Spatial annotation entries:
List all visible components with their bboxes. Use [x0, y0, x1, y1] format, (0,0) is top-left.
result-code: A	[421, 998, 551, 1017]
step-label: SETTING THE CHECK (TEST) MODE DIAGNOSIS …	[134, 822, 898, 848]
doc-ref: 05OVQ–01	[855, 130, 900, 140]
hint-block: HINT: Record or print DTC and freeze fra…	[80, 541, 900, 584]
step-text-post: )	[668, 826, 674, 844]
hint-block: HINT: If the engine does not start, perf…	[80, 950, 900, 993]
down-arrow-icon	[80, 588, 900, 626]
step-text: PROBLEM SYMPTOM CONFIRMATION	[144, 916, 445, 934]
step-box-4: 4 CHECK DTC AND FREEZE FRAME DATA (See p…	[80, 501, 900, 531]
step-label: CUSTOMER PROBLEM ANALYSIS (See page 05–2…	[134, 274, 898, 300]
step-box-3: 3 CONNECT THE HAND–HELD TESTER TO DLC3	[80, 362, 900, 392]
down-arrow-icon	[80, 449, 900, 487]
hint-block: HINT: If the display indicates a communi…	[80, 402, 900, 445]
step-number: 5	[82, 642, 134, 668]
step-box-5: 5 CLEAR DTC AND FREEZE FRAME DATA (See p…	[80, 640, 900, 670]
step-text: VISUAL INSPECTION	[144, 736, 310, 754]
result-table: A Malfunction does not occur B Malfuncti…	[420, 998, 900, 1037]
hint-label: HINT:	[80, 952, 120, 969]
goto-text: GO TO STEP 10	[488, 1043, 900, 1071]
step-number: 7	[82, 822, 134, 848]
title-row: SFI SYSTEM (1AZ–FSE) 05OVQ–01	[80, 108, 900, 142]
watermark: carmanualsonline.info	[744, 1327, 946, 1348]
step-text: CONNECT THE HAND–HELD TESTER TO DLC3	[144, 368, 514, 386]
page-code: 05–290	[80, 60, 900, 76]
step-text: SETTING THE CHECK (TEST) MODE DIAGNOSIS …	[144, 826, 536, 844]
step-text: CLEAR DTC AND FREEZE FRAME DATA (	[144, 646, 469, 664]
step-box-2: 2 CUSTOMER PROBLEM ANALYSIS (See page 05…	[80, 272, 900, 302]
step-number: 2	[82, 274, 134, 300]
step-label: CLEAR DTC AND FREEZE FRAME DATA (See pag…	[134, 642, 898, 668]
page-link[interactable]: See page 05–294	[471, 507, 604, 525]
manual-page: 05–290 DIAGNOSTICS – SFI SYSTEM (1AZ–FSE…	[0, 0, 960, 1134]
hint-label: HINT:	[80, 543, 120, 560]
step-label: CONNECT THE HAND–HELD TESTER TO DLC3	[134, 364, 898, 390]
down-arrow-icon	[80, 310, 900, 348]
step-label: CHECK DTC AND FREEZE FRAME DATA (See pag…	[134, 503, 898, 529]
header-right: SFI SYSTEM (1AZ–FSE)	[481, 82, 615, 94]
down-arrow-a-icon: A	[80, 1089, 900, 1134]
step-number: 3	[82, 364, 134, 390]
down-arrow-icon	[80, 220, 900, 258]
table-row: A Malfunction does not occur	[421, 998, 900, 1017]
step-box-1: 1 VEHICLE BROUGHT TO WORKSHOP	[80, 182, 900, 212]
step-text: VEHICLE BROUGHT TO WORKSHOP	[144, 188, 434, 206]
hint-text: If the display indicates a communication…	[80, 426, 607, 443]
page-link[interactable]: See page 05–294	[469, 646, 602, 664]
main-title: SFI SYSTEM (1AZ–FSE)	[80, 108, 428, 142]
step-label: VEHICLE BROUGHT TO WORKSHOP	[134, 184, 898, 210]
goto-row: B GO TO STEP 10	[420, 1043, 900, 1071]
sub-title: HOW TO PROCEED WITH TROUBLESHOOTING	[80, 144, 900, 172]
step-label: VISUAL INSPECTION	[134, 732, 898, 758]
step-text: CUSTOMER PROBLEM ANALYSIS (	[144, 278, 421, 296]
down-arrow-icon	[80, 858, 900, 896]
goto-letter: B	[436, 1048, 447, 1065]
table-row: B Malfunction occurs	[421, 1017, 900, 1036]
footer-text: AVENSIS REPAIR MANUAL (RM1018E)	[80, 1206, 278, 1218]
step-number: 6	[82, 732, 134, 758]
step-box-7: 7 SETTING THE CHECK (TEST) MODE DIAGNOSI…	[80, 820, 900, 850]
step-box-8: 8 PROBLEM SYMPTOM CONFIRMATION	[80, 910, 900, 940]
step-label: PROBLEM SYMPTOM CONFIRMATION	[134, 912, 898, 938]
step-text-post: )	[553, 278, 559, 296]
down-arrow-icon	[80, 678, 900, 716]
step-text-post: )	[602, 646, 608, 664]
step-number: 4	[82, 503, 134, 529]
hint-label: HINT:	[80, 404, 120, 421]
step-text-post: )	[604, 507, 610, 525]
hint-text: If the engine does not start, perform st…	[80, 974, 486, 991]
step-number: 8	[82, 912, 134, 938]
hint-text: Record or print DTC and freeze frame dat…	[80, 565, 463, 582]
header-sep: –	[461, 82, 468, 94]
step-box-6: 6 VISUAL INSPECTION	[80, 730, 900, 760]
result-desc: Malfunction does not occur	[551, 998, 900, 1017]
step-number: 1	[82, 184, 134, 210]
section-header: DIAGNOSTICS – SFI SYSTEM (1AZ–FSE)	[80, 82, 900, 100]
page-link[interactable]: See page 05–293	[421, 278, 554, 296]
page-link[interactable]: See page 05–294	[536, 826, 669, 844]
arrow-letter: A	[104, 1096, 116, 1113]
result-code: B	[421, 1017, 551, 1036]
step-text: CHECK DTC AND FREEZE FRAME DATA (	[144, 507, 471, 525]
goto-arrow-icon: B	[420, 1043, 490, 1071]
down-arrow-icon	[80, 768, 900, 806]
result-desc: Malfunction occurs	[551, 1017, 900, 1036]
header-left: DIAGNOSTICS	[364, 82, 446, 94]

• _Problem to solve_
Put every line of the material into a numbered list, omitting any blank lines.

• _Written answer_
1. List all visible components with their bboxes. Use [x0, y0, x1, y1] format, (0,0) is top-left.
2. result-code: A	[421, 998, 551, 1017]
3. step-label: SETTING THE CHECK (TEST) MODE DIAGNOSIS …	[134, 822, 898, 848]
4. doc-ref: 05OVQ–01	[855, 130, 900, 140]
5. hint-block: HINT: Record or print DTC and freeze fra…	[80, 541, 900, 584]
6. step-text-post: )	[668, 826, 674, 844]
7. hint-block: HINT: If the engine does not start, perf…	[80, 950, 900, 993]
8. down-arrow-icon	[80, 588, 900, 626]
9. step-text: PROBLEM SYMPTOM CONFIRMATION	[144, 916, 445, 934]
10. step-box-4: 4 CHECK DTC AND FREEZE FRAME DATA (See p…	[80, 501, 900, 531]
11. step-label: CUSTOMER PROBLEM ANALYSIS (See page 05–2…	[134, 274, 898, 300]
12. step-box-3: 3 CONNECT THE HAND–HELD TESTER TO DLC3	[80, 362, 900, 392]
13. down-arrow-icon	[80, 449, 900, 487]
14. hint-block: HINT: If the display indicates a communi…	[80, 402, 900, 445]
15. step-number: 5	[82, 642, 134, 668]
16. step-box-5: 5 CLEAR DTC AND FREEZE FRAME DATA (See p…	[80, 640, 900, 670]
17. step-text: VISUAL INSPECTION	[144, 736, 310, 754]
18. result-table: A Malfunction does not occur B Malfuncti…	[420, 998, 900, 1037]
19. hint-label: HINT:	[80, 952, 120, 969]
20. goto-text: GO TO STEP 10	[488, 1043, 900, 1071]
21. step-number: 7	[82, 822, 134, 848]
22. title-row: SFI SYSTEM (1AZ–FSE) 05OVQ–01	[80, 108, 900, 142]
23. watermark: carmanualsonline.info	[744, 1327, 946, 1348]
24. step-text: CONNECT THE HAND–HELD TESTER TO DLC3	[144, 368, 514, 386]
25. page-code: 05–290	[80, 60, 900, 76]
26. step-text: SETTING THE CHECK (TEST) MODE DIAGNOSIS …	[144, 826, 536, 844]
27. step-text: CLEAR DTC AND FREEZE FRAME DATA (	[144, 646, 469, 664]
28. step-box-2: 2 CUSTOMER PROBLEM ANALYSIS (See page 05…	[80, 272, 900, 302]
29. step-number: 2	[82, 274, 134, 300]
30. step-label: CLEAR DTC AND FREEZE FRAME DATA (See pag…	[134, 642, 898, 668]
31. page-link[interactable]: See page 05–294	[471, 507, 604, 525]
32. manual-page: 05–290 DIAGNOSTICS – SFI SYSTEM (1AZ–FSE…	[0, 0, 960, 1134]
33. hint-label: HINT:	[80, 543, 120, 560]
34. step-label: CONNECT THE HAND–HELD TESTER TO DLC3	[134, 364, 898, 390]
35. down-arrow-icon	[80, 310, 900, 348]
36. step-label: CHECK DTC AND FREEZE FRAME DATA (See pag…	[134, 503, 898, 529]
37. header-right: SFI SYSTEM (1AZ–FSE)	[481, 82, 615, 94]
38. down-arrow-a-icon: A	[80, 1089, 900, 1134]
39. step-number: 3	[82, 364, 134, 390]
40. down-arrow-icon	[80, 220, 900, 258]
41. table-row: A Malfunction does not occur	[421, 998, 900, 1017]
42. step-box-1: 1 VEHICLE BROUGHT TO WORKSHOP	[80, 182, 900, 212]
43. step-text: VEHICLE BROUGHT TO WORKSHOP	[144, 188, 434, 206]
44. hint-text: If the display indicates a communication…	[80, 426, 607, 443]
45. page-link[interactable]: See page 05–294	[469, 646, 602, 664]
46. main-title: SFI SYSTEM (1AZ–FSE)	[80, 108, 428, 142]
47. step-label: VEHICLE BROUGHT TO WORKSHOP	[134, 184, 898, 210]
48. goto-row: B GO TO STEP 10	[420, 1043, 900, 1071]
49. sub-title: HOW TO PROCEED WITH TROUBLESHOOTING	[80, 144, 900, 172]
50. step-label: VISUAL INSPECTION	[134, 732, 898, 758]
51. step-text: CUSTOMER PROBLEM ANALYSIS (	[144, 278, 421, 296]
52. down-arrow-icon	[80, 858, 900, 896]
53. goto-letter: B	[436, 1048, 447, 1065]
54. table-row: B Malfunction occurs	[421, 1017, 900, 1036]
55. footer-text: AVENSIS REPAIR MANUAL (RM1018E)	[80, 1206, 278, 1218]
56. step-number: 6	[82, 732, 134, 758]
57. step-box-7: 7 SETTING THE CHECK (TEST) MODE DIAGNOSI…	[80, 820, 900, 850]
58. step-box-8: 8 PROBLEM SYMPTOM CONFIRMATION	[80, 910, 900, 940]
59. step-label: PROBLEM SYMPTOM CONFIRMATION	[134, 912, 898, 938]
60. step-text-post: )	[553, 278, 559, 296]
61. down-arrow-icon	[80, 678, 900, 716]
62. step-text-post: )	[602, 646, 608, 664]
63. step-number: 4	[82, 503, 134, 529]
64. hint-label: HINT:	[80, 404, 120, 421]
65. step-text-post: )	[604, 507, 610, 525]
66. hint-text: If the engine does not start, perform st…	[80, 974, 486, 991]
67. step-number: 8	[82, 912, 134, 938]
68. hint-text: Record or print DTC and freeze frame dat…	[80, 565, 463, 582]
69. header-sep: –	[461, 82, 468, 94]
70. step-box-6: 6 VISUAL INSPECTION	[80, 730, 900, 760]
71. result-desc: Malfunction does not occur	[551, 998, 900, 1017]
72. step-number: 1	[82, 184, 134, 210]
73. section-header: DIAGNOSTICS – SFI SYSTEM (1AZ–FSE)	[80, 82, 900, 100]
74. page-link[interactable]: See page 05–293	[421, 278, 554, 296]
75. page-link[interactable]: See page 05–294	[536, 826, 669, 844]
76. arrow-letter: A	[104, 1096, 116, 1113]
77. result-code: B	[421, 1017, 551, 1036]
78. step-text: CHECK DTC AND FREEZE FRAME DATA (	[144, 507, 471, 525]
79. goto-arrow-icon: B	[420, 1043, 490, 1071]
80. down-arrow-icon	[80, 768, 900, 806]
81. result-desc: Malfunction occurs	[551, 1017, 900, 1036]
82. header-left: DIAGNOSTICS	[364, 82, 446, 94]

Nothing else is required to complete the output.